--- BEGIN Dataset records ---
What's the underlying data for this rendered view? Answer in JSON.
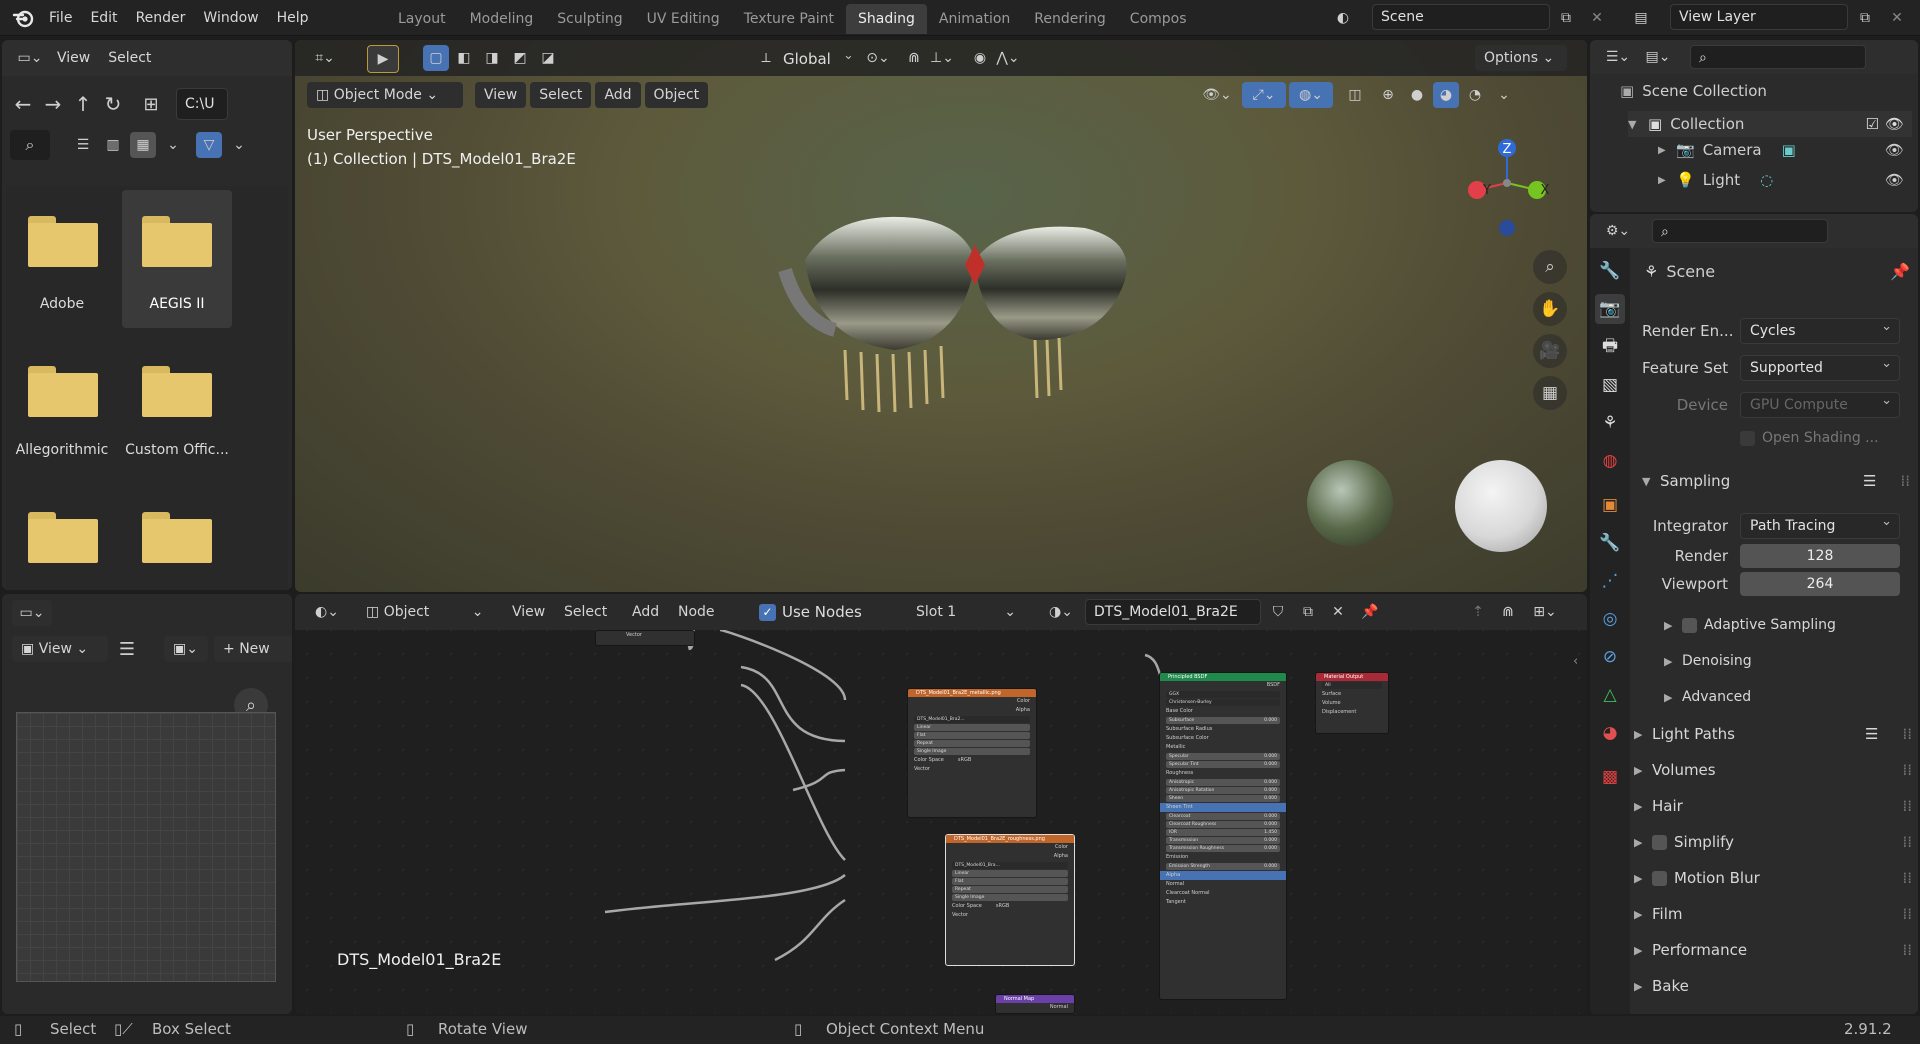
{
  "menus": [
    "File",
    "Edit",
    "Render",
    "Window",
    "Help"
  ],
  "workspaces": [
    "Layout",
    "Modeling",
    "Sculpting",
    "UV Editing",
    "Texture Paint",
    "Shading",
    "Animation",
    "Rendering",
    "Compos"
  ],
  "active_workspace": "Shading",
  "scene_name": "Scene",
  "view_layer": "View Layer",
  "file_browser": {
    "menu": [
      "View",
      "Select"
    ],
    "path": "C:\\U",
    "folders": [
      "Adobe",
      "AEGIS II",
      "Allegorithmic",
      "Custom Offic...",
      "",
      ""
    ],
    "selected": "AEGIS II"
  },
  "image_editor": {
    "view_label": "View",
    "new_label": "New",
    "name_label": "DTS_Model01_Bra2E"
  },
  "viewport": {
    "toolbar": {
      "orientation": "Global",
      "options": "Options"
    },
    "header": {
      "mode": "Object Mode",
      "menus": [
        "View",
        "Select",
        "Add",
        "Object"
      ]
    },
    "info_line1": "User Perspective",
    "info_line2": "(1) Collection | DTS_Model01_Bra2E",
    "gizmo": {
      "z": "Z",
      "y": "Y",
      "x": "X"
    }
  },
  "node_editor": {
    "type": "Object",
    "menus": [
      "View",
      "Select",
      "Add",
      "Node"
    ],
    "use_nodes_label": "Use Nodes",
    "slot": "Slot 1",
    "material": "DTS_Model01_Bra2E",
    "label": "DTS_Model01_Bra2E",
    "tex1": {
      "title": "DTS_Model01_Bra2E_metallic.png",
      "image": "DTS_Model01_Bra2...",
      "rows": [
        "Color",
        "Alpha"
      ],
      "fields": [
        "Linear",
        "Flat",
        "Repeat",
        "Single Image"
      ],
      "colorspace": "Color Space",
      "colorspace_val": "sRGB",
      "vector": "Vector"
    },
    "tex2": {
      "title": "DTS_Model01_Bra2E_roughness.png",
      "image": "DTS_Model01_Bra...",
      "rows": [
        "Color",
        "Alpha"
      ],
      "fields": [
        "Linear",
        "Flat",
        "Repeat",
        "Single Image"
      ],
      "colorspace": "Color Space",
      "colorspace_val": "sRGB",
      "vector": "Vector"
    },
    "bsdf": {
      "title": "Principled BSDF",
      "out": "BSDF",
      "dist": "GGX",
      "sss": "Christensen-Burley",
      "rows": [
        "Base Color",
        "Subsurface",
        "Subsurface Radius",
        "Subsurface Color",
        "Metallic",
        "Specular",
        "Specular Tint",
        "Roughness",
        "Anisotropic",
        "Anisotropic Rotation",
        "Sheen",
        "Sheen Tint",
        "Clearcoat",
        "Clearcoat Roughness",
        "IOR",
        "Transmission",
        "Transmission Roughness",
        "Emission",
        "Emission Strength",
        "Alpha",
        "Normal",
        "Clearcoat Normal",
        "Tangent"
      ],
      "vals": [
        "",
        "0.000",
        "",
        "",
        "",
        "0.000",
        "0.000",
        "",
        "0.000",
        "0.000",
        "0.000",
        "",
        "0.000",
        "0.000",
        "1.450",
        "0.000",
        "0.000",
        "",
        "0.000",
        "",
        "",
        "",
        ""
      ]
    },
    "output": {
      "title": "Material Output",
      "target": "All",
      "rows": [
        "Surface",
        "Volume",
        "Displacement"
      ]
    },
    "normal_map": {
      "title": "Normal Map",
      "row": "Normal"
    },
    "top_vector": "Vector"
  },
  "outliner": {
    "items": [
      {
        "label": "Scene Collection"
      },
      {
        "label": "Collection"
      },
      {
        "label": "Camera"
      },
      {
        "label": "Light"
      }
    ]
  },
  "properties": {
    "context": "Scene",
    "render_engine_label": "Render En...",
    "render_engine": "Cycles",
    "feature_set_label": "Feature Set",
    "feature_set": "Supported",
    "device_label": "Device",
    "device": "GPU Compute",
    "open_shading": "Open Shading ...",
    "sampling": "Sampling",
    "integrator_label": "Integrator",
    "integrator": "Path Tracing",
    "render_label": "Render",
    "render_samples": "128",
    "viewport_label": "Viewport",
    "viewport_samples": "264",
    "subpanels": [
      "Adaptive Sampling",
      "Denoising",
      "Advanced"
    ],
    "panels": [
      "Light Paths",
      "Volumes",
      "Hair",
      "Simplify",
      "Motion Blur",
      "Film",
      "Performance",
      "Bake"
    ]
  },
  "statusbar": {
    "select": "Select",
    "box_select": "Box Select",
    "rotate": "Rotate View",
    "context_menu": "Object Context Menu",
    "version": "2.91.2"
  },
  "colors": {
    "accent": "#4772b3",
    "folder": "#e6c76d",
    "active_tab": "#3d3d3d"
  }
}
--- END Dataset records ---
Work instructions ->
From the listing above, print every entry precisely and drop the pictures.

Exercise result ->
What's the underlying data for this rendered view? Answer in JSON.
{
  "menus": [
    "File",
    "Edit",
    "Render",
    "Window",
    "Help"
  ],
  "workspaces": [
    "Layout",
    "Modeling",
    "Sculpting",
    "UV Editing",
    "Texture Paint",
    "Shading",
    "Animation",
    "Rendering",
    "Compos"
  ],
  "active_workspace": "Shading",
  "scene_name": "Scene",
  "view_layer": "View Layer",
  "file_browser": {
    "menu": [
      "View",
      "Select"
    ],
    "path": "C:\\U",
    "folders": [
      "Adobe",
      "AEGIS II",
      "Allegorithmic",
      "Custom Offic...",
      "",
      ""
    ],
    "selected": "AEGIS II"
  },
  "image_editor": {
    "view_label": "View",
    "new_label": "New",
    "name_label": "DTS_Model01_Bra2E"
  },
  "viewport": {
    "toolbar": {
      "orientation": "Global",
      "options": "Options"
    },
    "header": {
      "mode": "Object Mode",
      "menus": [
        "View",
        "Select",
        "Add",
        "Object"
      ]
    },
    "info_line1": "User Perspective",
    "info_line2": "(1) Collection | DTS_Model01_Bra2E",
    "gizmo": {
      "z": "Z",
      "y": "Y",
      "x": "X"
    }
  },
  "node_editor": {
    "type": "Object",
    "menus": [
      "View",
      "Select",
      "Add",
      "Node"
    ],
    "use_nodes_label": "Use Nodes",
    "slot": "Slot 1",
    "material": "DTS_Model01_Bra2E",
    "label": "DTS_Model01_Bra2E",
    "tex1": {
      "title": "DTS_Model01_Bra2E_metallic.png",
      "image": "DTS_Model01_Bra2...",
      "rows": [
        "Color",
        "Alpha"
      ],
      "fields": [
        "Linear",
        "Flat",
        "Repeat",
        "Single Image"
      ],
      "colorspace": "Color Space",
      "colorspace_val": "sRGB",
      "vector": "Vector"
    },
    "tex2": {
      "title": "DTS_Model01_Bra2E_roughness.png",
      "image": "DTS_Model01_Bra...",
      "rows": [
        "Color",
        "Alpha"
      ],
      "fields": [
        "Linear",
        "Flat",
        "Repeat",
        "Single Image"
      ],
      "colorspace": "Color Space",
      "colorspace_val": "sRGB",
      "vector": "Vector"
    },
    "bsdf": {
      "title": "Principled BSDF",
      "out": "BSDF",
      "dist": "GGX",
      "sss": "Christensen-Burley",
      "rows": [
        "Base Color",
        "Subsurface",
        "Subsurface Radius",
        "Subsurface Color",
        "Metallic",
        "Specular",
        "Specular Tint",
        "Roughness",
        "Anisotropic",
        "Anisotropic Rotation",
        "Sheen",
        "Sheen Tint",
        "Clearcoat",
        "Clearcoat Roughness",
        "IOR",
        "Transmission",
        "Transmission Roughness",
        "Emission",
        "Emission Strength",
        "Alpha",
        "Normal",
        "Clearcoat Normal",
        "Tangent"
      ],
      "vals": [
        "",
        "0.000",
        "",
        "",
        "",
        "0.000",
        "0.000",
        "",
        "0.000",
        "0.000",
        "0.000",
        "",
        "0.000",
        "0.000",
        "1.450",
        "0.000",
        "0.000",
        "",
        "0.000",
        "",
        "",
        "",
        ""
      ]
    },
    "output": {
      "title": "Material Output",
      "target": "All",
      "rows": [
        "Surface",
        "Volume",
        "Displacement"
      ]
    },
    "normal_map": {
      "title": "Normal Map",
      "row": "Normal"
    },
    "top_vector": "Vector"
  },
  "outliner": {
    "items": [
      {
        "label": "Scene Collection"
      },
      {
        "label": "Collection"
      },
      {
        "label": "Camera"
      },
      {
        "label": "Light"
      }
    ]
  },
  "properties": {
    "context": "Scene",
    "render_engine_label": "Render En...",
    "render_engine": "Cycles",
    "feature_set_label": "Feature Set",
    "feature_set": "Supported",
    "device_label": "Device",
    "device": "GPU Compute",
    "open_shading": "Open Shading ...",
    "sampling": "Sampling",
    "integrator_label": "Integrator",
    "integrator": "Path Tracing",
    "render_label": "Render",
    "render_samples": "128",
    "viewport_label": "Viewport",
    "viewport_samples": "264",
    "subpanels": [
      "Adaptive Sampling",
      "Denoising",
      "Advanced"
    ],
    "panels": [
      "Light Paths",
      "Volumes",
      "Hair",
      "Simplify",
      "Motion Blur",
      "Film",
      "Performance",
      "Bake"
    ]
  },
  "statusbar": {
    "select": "Select",
    "box_select": "Box Select",
    "rotate": "Rotate View",
    "context_menu": "Object Context Menu",
    "version": "2.91.2"
  },
  "colors": {
    "accent": "#4772b3",
    "folder": "#e6c76d",
    "active_tab": "#3d3d3d"
  }
}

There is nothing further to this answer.